### WHAT YOU ARE ASKED TO DO
Print out the entries below with no edits.

### ROWS
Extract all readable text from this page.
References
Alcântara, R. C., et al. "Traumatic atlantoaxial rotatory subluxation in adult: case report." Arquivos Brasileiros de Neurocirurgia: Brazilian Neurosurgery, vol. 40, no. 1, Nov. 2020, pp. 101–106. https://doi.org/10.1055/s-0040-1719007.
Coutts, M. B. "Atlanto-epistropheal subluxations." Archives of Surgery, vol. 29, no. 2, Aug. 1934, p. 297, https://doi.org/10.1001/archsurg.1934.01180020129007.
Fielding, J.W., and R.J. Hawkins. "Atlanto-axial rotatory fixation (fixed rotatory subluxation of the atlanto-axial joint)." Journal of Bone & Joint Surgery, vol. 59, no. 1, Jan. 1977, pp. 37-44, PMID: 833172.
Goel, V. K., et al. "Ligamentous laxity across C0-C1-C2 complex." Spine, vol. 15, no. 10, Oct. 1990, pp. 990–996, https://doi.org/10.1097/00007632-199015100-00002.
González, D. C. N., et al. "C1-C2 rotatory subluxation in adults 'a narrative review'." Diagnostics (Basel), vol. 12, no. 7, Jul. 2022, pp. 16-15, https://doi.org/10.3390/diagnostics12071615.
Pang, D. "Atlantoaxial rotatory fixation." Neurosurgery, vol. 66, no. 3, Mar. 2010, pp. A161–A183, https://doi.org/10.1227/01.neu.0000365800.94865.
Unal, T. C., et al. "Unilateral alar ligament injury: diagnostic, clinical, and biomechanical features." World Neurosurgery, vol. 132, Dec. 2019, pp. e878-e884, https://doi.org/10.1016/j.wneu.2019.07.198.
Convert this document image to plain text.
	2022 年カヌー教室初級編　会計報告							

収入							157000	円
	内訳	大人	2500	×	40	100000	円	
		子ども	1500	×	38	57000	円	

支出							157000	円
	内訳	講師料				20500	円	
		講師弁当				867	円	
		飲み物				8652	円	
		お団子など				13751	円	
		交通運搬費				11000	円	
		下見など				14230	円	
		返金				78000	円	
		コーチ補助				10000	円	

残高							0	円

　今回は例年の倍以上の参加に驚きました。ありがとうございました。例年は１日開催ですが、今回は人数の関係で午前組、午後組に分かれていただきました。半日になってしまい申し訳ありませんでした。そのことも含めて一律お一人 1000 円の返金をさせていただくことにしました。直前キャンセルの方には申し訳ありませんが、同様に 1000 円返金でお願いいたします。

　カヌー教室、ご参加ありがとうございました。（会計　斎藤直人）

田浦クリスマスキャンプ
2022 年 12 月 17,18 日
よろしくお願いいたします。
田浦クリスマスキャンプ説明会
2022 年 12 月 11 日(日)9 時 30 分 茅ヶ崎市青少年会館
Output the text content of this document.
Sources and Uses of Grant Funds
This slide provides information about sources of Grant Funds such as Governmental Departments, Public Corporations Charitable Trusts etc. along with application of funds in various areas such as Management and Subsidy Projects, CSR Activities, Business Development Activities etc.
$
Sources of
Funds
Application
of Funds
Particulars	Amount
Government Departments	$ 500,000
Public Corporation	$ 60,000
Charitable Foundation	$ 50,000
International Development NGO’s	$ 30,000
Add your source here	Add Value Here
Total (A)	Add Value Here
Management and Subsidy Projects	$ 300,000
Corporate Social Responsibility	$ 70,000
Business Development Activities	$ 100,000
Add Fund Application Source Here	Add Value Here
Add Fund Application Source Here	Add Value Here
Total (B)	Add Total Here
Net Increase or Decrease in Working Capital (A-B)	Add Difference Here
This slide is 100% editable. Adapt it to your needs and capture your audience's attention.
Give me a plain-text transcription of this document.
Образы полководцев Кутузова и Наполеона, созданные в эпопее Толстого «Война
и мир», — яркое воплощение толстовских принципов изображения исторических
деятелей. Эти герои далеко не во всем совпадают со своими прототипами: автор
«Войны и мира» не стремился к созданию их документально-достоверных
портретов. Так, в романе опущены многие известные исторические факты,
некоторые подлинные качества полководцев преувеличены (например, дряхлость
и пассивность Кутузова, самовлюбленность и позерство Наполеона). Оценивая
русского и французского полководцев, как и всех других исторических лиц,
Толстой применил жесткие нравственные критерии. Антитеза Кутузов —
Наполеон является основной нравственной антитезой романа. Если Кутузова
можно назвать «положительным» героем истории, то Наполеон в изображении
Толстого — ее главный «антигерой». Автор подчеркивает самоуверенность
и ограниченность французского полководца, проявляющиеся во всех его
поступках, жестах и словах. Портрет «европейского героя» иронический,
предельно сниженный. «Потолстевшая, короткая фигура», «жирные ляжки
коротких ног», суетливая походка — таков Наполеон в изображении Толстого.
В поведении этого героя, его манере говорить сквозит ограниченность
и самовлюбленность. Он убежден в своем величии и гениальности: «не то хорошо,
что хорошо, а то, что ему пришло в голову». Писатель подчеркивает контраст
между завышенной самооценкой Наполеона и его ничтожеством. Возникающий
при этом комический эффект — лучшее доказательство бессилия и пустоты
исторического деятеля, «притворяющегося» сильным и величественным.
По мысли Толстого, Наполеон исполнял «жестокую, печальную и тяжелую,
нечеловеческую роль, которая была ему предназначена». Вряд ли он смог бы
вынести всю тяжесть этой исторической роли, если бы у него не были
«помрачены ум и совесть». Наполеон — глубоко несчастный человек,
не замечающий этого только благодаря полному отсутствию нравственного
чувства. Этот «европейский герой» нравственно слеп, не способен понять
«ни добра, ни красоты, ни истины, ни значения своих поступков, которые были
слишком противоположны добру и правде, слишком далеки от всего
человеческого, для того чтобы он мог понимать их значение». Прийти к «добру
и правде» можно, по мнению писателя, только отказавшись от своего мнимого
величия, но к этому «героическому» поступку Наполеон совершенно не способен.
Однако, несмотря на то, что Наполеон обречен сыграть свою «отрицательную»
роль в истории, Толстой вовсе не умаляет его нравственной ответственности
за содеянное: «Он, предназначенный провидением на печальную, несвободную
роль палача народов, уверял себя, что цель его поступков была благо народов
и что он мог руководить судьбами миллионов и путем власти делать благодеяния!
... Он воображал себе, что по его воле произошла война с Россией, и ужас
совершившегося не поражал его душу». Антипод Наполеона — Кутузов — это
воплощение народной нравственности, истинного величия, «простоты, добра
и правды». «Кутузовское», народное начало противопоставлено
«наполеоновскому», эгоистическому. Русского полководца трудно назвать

### THE REPLY
Extract all readable text from this page.
References
Alcântara, R. C., et al. "Traumatic atlantoaxial rotatory subluxation in adult: case report." Arquivos Brasileiros de Neurocirurgia: Brazilian Neurosurgery, vol. 40, no. 1, Nov. 2020, pp. 101–106. https://doi.org/10.1055/s-0040-1719007.
Coutts, M. B. "Atlanto-epistropheal subluxations." Archives of Surgery, vol. 29, no. 2, Aug. 1934, p. 297, https://doi.org/10.1001/archsurg.1934.01180020129007.
Fielding, J.W., and R.J. Hawkins. "Atlanto-axial rotatory fixation (fixed rotatory subluxation of the atlanto-axial joint)." Journal of Bone & Joint Surgery, vol. 59, no. 1, Jan. 1977, pp. 37-44, PMID: 833172.
Goel, V. K., et al. "Ligamentous laxity across C0-C1-C2 complex." Spine, vol. 15, no. 10, Oct. 1990, pp. 990–996, https://doi.org/10.1097/00007632-199015100-00002.
González, D. C. N., et al. "C1-C2 rotatory subluxation in adults 'a narrative review'." Diagnostics (Basel), vol. 12, no. 7, Jul. 2022, pp. 16-15, https://doi.org/10.3390/diagnostics12071615.
Pang, D. "Atlantoaxial rotatory fixation." Neurosurgery, vol. 66, no. 3, Mar. 2010, pp. A161–A183, https://doi.org/10.1227/01.neu.0000365800.94865.
Unal, T. C., et al. "Unilateral alar ligament injury: diagnostic, clinical, and biomechanical features." World Neurosurgery, vol. 132, Dec. 2019, pp. e878-e884, https://doi.org/10.1016/j.wneu.2019.07.198.
Convert this document image to plain text.
	2022 年カヌー教室初級編　会計報告							

収入							157000	円
	内訳	大人	2500	×	40	100000	円	
		子ども	1500	×	38	57000	円	

支出							157000	円
	内訳	講師料				20500	円	
		講師弁当				867	円	
		飲み物				8652	円	
		お団子など				13751	円	
		交通運搬費				11000	円	
		下見など				14230	円	
		返金				78000	円	
		コーチ補助				10000	円	

残高							0	円

　今回は例年の倍以上の参加に驚きました。ありがとうございました。例年は１日開催ですが、今回は人数の関係で午前組、午後組に分かれていただきました。半日になってしまい申し訳ありませんでした。そのことも含めて一律お一人 1000 円の返金をさせていただくことにしました。直前キャンセルの方には申し訳ありませんが、同様に 1000 円返金でお願いいたします。

　カヌー教室、ご参加ありがとうございました。（会計　斎藤直人）

田浦クリスマスキャンプ
2022 年 12 月 17,18 日
よろしくお願いいたします。
田浦クリスマスキャンプ説明会
2022 年 12 月 11 日(日)9 時 30 分 茅ヶ崎市青少年会館
Output the text content of this document.
Sources and Uses of Grant Funds
This slide provides information about sources of Grant Funds such as Governmental Departments, Public Corporations Charitable Trusts etc. along with application of funds in various areas such as Management and Subsidy Projects, CSR Activities, Business Development Activities etc.
$
Sources of
Funds
Application
of Funds
Particulars	Amount
Government Departments	$ 500,000
Public Corporation	$ 60,000
Charitable Foundation	$ 50,000
International Development NGO’s	$ 30,000
Add your source here	Add Value Here
Total (A)	Add Value Here
Management and Subsidy Projects	$ 300,000
Corporate Social Responsibility	$ 70,000
Business Development Activities	$ 100,000
Add Fund Application Source Here	Add Value Here
Add Fund Application Source Here	Add Value Here
Total (B)	Add Total Here
Net Increase or Decrease in Working Capital (A-B)	Add Difference Here
This slide is 100% editable. Adapt it to your needs and capture your audience's attention.
Give me a plain-text transcription of this document.
Образы полководцев Кутузова и Наполеона, созданные в эпопее Толстого «Война
и мир», — яркое воплощение толстовских принципов изображения исторических
деятелей. Эти герои далеко не во всем совпадают со своими прототипами: автор
«Войны и мира» не стремился к созданию их документально-достоверных
портретов. Так, в романе опущены многие известные исторические факты,
некоторые подлинные качества полководцев преувеличены (например, дряхлость
и пассивность Кутузова, самовлюбленность и позерство Наполеона). Оценивая
русского и французского полководцев, как и всех других исторических лиц,
Толстой применил жесткие нравственные критерии. Антитеза Кутузов —
Наполеон является основной нравственной антитезой романа. Если Кутузова
можно назвать «положительным» героем истории, то Наполеон в изображении
Толстого — ее главный «антигерой». Автор подчеркивает самоуверенность
и ограниченность французского полководца, проявляющиеся во всех его
поступках, жестах и словах. Портрет «европейского героя» иронический,
предельно сниженный. «Потолстевшая, короткая фигура», «жирные ляжки
коротких ног», суетливая походка — таков Наполеон в изображении Толстого.
В поведении этого героя, его манере говорить сквозит ограниченность
и самовлюбленность. Он убежден в своем величии и гениальности: «не то хорошо,
что хорошо, а то, что ему пришло в голову». Писатель подчеркивает контраст
между завышенной самооценкой Наполеона и его ничтожеством. Возникающий
при этом комический эффект — лучшее доказательство бессилия и пустоты
исторического деятеля, «притворяющегося» сильным и величественным.
По мысли Толстого, Наполеон исполнял «жестокую, печальную и тяжелую,
нечеловеческую роль, которая была ему предназначена». Вряд ли он смог бы
вынести всю тяжесть этой исторической роли, если бы у него не были
«помрачены ум и совесть». Наполеон — глубоко несчастный человек,
не замечающий этого только благодаря полному отсутствию нравственного
чувства. Этот «европейский герой» нравственно слеп, не способен понять
«ни добра, ни красоты, ни истины, ни значения своих поступков, которые были
слишком противоположны добру и правде, слишком далеки от всего
человеческого, для того чтобы он мог понимать их значение». Прийти к «добру
и правде» можно, по мнению писателя, только отказавшись от своего мнимого
величия, но к этому «героическому» поступку Наполеон совершенно не способен.
Однако, несмотря на то, что Наполеон обречен сыграть свою «отрицательную»
роль в истории, Толстой вовсе не умаляет его нравственной ответственности
за содеянное: «Он, предназначенный провидением на печальную, несвободную
роль палача народов, уверял себя, что цель его поступков была благо народов
и что он мог руководить судьбами миллионов и путем власти делать благодеяния!
... Он воображал себе, что по его воле произошла война с Россией, и ужас
совершившегося не поражал его душу». Антипод Наполеона — Кутузов — это
воплощение народной нравственности, истинного величия, «простоты, добра
и правды». «Кутузовское», народное начало противопоставлено
«наполеоновскому», эгоистическому. Русского полководца трудно назвать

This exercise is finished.